▶ [TASK] Tally the lines in the listing below that include "Results". Answer with the count and nothing more.
##############################
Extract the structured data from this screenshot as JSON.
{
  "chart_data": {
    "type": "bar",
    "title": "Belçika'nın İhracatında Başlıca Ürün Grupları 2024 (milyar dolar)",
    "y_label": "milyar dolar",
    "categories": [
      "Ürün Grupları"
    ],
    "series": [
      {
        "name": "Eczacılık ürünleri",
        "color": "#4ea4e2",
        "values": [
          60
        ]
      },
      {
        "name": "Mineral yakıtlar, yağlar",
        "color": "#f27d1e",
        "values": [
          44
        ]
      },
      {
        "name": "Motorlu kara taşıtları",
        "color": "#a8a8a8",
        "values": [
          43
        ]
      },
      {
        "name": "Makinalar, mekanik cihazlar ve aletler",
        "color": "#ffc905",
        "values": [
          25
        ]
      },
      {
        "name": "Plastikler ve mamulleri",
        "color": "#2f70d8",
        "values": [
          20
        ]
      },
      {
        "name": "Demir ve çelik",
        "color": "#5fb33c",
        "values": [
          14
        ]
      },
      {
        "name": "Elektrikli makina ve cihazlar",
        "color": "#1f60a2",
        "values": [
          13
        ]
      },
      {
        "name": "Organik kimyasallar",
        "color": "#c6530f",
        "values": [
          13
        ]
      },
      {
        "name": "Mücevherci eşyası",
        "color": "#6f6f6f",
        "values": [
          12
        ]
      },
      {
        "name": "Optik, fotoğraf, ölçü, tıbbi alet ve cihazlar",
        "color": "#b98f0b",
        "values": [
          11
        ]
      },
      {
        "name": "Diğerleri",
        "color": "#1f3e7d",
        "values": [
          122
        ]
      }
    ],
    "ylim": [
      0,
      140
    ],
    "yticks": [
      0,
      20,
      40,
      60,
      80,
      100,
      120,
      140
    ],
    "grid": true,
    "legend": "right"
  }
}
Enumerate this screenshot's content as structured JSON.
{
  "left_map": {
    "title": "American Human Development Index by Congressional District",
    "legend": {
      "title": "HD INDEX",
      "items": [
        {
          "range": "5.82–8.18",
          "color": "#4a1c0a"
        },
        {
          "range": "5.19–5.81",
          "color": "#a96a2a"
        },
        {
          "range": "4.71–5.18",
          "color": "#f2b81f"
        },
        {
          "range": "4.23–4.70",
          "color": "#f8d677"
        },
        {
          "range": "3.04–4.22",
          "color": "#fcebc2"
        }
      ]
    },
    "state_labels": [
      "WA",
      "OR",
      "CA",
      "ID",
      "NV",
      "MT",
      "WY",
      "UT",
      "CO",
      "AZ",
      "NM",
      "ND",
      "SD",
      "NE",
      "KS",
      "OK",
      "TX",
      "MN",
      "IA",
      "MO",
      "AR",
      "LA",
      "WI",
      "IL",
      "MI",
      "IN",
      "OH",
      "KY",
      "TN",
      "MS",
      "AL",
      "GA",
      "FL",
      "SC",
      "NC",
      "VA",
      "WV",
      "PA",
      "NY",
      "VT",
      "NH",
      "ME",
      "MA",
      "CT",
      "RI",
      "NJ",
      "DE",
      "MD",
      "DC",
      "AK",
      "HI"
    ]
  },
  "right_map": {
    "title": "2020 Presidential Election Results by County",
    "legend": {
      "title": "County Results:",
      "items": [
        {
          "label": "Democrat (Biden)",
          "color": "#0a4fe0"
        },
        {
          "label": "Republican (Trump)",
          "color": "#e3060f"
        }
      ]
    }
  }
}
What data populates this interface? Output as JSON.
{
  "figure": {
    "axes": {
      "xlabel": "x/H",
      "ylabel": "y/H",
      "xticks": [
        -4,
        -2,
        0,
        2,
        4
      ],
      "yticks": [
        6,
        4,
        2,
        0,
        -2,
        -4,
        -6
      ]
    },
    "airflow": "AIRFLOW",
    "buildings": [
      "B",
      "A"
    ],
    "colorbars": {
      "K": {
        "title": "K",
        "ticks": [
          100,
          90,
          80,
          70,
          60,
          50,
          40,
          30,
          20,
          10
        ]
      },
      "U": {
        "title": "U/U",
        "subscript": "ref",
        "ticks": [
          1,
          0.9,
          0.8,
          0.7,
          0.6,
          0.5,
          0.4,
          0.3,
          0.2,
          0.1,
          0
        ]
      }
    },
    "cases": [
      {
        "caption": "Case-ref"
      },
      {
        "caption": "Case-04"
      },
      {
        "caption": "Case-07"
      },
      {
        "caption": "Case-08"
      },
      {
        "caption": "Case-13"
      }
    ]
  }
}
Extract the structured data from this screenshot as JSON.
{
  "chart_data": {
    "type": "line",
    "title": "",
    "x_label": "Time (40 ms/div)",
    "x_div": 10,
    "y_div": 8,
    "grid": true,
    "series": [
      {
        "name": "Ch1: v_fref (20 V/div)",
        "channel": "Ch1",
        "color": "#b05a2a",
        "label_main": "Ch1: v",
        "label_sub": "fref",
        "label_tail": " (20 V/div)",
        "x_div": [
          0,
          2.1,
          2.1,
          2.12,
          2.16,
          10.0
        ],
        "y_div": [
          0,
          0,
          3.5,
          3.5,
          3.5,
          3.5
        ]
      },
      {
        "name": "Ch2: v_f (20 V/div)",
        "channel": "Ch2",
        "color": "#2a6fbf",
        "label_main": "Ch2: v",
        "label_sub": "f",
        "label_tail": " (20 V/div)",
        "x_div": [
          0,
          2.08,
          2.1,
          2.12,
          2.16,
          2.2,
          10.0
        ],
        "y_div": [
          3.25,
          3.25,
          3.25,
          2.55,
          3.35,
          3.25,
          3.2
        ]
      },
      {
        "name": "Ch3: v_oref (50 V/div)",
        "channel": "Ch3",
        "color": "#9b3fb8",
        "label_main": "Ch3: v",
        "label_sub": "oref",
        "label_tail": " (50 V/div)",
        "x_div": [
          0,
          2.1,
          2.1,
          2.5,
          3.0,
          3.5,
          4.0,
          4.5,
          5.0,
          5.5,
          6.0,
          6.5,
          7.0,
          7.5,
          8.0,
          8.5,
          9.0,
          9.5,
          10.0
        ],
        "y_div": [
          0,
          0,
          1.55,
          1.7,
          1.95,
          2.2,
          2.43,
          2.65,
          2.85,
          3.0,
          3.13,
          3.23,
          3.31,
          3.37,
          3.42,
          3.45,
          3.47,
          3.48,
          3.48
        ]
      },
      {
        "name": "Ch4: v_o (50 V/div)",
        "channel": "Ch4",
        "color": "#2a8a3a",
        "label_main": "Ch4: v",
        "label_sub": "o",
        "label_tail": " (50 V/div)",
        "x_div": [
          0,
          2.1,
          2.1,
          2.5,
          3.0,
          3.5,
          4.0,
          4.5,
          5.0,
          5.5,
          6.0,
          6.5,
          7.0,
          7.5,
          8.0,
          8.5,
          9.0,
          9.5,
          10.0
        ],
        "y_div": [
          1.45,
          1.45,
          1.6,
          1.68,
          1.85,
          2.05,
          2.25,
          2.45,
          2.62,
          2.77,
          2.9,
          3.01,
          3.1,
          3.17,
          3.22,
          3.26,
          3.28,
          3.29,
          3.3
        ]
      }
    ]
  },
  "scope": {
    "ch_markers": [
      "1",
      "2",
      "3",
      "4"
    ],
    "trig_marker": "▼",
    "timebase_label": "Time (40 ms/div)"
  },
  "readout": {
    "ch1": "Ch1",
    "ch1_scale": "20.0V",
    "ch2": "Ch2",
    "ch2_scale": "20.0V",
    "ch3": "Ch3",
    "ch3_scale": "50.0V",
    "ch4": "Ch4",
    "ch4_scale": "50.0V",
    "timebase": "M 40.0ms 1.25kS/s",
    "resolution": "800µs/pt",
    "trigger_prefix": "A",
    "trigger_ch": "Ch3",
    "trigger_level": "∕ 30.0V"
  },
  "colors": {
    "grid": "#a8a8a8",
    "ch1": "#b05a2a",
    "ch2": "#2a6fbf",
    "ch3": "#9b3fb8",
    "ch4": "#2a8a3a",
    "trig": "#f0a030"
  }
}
##############################
▶ [ANSWER TO THE EXERCISE] 2